__What is needed__
Tally up the lines that include "Minas" and state that number by itself.

__Data entries__
______

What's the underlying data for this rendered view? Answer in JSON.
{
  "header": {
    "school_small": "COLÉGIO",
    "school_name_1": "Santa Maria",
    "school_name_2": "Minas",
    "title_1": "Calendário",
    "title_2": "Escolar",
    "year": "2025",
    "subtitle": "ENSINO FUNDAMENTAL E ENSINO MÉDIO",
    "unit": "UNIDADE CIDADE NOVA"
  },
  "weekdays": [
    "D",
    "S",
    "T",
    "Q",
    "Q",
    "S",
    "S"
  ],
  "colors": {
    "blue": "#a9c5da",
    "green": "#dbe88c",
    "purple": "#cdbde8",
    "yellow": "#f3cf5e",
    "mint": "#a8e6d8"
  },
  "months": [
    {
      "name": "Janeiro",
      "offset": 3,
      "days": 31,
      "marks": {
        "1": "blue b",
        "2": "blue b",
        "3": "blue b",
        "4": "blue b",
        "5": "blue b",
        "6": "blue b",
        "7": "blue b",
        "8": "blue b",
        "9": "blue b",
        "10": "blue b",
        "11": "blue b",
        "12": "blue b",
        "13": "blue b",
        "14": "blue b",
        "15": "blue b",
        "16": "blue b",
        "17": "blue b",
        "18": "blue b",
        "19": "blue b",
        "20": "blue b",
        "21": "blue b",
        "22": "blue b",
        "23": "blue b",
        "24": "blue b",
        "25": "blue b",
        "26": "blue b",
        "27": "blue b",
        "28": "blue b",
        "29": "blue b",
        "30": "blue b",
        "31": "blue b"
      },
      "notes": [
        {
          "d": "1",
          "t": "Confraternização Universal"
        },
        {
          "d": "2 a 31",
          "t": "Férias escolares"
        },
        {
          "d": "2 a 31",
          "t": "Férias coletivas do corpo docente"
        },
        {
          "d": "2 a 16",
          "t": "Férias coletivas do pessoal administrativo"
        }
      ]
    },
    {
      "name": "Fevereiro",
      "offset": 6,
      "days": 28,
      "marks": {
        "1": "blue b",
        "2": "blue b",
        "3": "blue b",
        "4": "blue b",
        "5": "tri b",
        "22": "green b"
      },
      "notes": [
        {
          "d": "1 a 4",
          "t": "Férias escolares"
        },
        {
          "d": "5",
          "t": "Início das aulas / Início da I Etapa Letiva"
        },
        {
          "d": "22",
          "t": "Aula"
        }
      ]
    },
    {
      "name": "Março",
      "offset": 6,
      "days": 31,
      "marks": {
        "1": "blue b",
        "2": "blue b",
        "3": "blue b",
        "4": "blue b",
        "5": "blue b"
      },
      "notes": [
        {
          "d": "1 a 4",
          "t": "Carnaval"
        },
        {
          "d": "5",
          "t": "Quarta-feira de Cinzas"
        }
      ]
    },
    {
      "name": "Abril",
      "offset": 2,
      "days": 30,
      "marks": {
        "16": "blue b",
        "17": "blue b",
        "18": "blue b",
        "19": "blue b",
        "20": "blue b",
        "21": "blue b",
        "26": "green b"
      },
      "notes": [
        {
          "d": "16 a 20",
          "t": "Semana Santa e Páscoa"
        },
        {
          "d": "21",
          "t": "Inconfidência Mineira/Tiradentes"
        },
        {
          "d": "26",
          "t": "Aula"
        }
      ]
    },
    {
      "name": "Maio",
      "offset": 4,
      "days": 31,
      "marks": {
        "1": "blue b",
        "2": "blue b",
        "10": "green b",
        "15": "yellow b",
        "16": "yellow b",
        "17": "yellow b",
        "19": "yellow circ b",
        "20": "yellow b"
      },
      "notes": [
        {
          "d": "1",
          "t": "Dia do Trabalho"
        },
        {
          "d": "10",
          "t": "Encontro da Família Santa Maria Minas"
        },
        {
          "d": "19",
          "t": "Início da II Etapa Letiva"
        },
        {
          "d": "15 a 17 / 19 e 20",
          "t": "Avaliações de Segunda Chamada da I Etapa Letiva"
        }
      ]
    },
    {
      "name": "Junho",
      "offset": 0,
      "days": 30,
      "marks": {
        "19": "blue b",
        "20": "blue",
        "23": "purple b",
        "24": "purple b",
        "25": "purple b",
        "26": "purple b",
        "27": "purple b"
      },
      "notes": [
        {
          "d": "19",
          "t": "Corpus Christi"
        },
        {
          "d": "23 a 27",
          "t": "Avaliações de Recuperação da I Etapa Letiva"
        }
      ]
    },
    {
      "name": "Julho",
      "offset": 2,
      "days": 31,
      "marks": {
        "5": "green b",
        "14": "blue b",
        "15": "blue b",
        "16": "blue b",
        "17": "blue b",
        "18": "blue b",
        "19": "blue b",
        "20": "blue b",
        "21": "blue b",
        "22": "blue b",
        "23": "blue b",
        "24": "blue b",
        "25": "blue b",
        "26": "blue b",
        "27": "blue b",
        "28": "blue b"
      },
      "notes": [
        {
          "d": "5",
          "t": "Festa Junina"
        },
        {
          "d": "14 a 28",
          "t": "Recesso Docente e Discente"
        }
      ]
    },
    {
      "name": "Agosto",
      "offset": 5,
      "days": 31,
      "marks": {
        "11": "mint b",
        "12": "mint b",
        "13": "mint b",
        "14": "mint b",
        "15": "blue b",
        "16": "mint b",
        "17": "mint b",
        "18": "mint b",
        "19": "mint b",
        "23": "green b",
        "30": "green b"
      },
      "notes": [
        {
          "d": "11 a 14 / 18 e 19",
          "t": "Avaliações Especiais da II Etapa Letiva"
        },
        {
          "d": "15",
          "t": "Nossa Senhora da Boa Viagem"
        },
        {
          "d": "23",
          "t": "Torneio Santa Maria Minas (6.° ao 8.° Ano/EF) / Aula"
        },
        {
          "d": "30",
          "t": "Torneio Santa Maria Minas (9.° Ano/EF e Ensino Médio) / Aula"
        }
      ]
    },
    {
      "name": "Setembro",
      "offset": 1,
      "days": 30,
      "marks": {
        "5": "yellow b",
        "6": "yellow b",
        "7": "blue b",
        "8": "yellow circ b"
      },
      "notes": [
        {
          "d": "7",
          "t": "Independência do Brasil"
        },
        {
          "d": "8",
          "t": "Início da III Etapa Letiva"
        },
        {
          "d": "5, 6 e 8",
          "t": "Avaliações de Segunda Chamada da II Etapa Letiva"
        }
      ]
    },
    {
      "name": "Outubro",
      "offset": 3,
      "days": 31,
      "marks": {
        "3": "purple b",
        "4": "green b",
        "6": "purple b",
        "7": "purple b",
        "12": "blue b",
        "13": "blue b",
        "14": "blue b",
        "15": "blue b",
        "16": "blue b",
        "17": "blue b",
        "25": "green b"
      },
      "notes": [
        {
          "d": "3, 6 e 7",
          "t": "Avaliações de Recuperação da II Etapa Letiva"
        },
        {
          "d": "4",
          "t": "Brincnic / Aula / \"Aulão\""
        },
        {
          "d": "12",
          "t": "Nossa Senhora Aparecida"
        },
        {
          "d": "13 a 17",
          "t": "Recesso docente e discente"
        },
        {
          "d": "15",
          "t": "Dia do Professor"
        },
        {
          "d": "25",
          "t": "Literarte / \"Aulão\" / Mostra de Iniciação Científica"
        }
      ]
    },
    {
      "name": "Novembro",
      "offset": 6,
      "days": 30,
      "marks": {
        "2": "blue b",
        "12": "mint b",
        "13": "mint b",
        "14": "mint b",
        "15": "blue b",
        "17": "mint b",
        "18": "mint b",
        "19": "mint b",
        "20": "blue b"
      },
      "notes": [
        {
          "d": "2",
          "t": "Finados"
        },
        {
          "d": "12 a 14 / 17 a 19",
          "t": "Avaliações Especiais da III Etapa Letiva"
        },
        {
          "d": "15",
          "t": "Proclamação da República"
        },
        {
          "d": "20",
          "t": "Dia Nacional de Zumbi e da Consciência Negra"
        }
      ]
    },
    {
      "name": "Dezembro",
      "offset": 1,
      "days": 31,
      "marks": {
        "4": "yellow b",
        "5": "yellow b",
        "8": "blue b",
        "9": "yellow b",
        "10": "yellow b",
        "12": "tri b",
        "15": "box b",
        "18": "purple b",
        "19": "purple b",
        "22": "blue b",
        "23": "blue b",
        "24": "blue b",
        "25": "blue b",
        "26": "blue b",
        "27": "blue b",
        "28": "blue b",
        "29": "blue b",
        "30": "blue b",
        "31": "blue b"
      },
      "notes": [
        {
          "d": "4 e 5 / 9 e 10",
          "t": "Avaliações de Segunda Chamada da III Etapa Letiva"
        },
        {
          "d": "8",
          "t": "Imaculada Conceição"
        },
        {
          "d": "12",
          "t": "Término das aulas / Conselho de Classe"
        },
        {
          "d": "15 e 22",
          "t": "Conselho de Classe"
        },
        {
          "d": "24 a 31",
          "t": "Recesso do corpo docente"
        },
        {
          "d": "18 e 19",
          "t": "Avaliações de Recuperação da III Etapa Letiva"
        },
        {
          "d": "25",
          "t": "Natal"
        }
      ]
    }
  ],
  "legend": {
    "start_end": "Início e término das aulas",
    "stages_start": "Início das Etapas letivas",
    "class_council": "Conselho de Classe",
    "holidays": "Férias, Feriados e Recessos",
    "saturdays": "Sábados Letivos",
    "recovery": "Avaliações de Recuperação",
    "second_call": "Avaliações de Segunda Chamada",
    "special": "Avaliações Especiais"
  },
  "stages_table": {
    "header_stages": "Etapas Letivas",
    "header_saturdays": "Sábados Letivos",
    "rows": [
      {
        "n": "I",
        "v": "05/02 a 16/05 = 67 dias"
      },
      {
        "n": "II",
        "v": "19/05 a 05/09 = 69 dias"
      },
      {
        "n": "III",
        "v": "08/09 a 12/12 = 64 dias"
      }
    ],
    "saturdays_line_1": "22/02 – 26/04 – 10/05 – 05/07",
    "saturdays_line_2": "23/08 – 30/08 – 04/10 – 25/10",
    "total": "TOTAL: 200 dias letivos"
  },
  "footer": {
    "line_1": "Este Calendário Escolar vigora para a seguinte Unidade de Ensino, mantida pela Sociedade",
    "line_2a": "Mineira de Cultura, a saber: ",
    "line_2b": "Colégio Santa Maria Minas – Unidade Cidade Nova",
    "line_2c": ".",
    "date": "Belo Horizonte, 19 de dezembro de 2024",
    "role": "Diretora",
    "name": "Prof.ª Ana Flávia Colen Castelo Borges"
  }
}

______

__Response__
5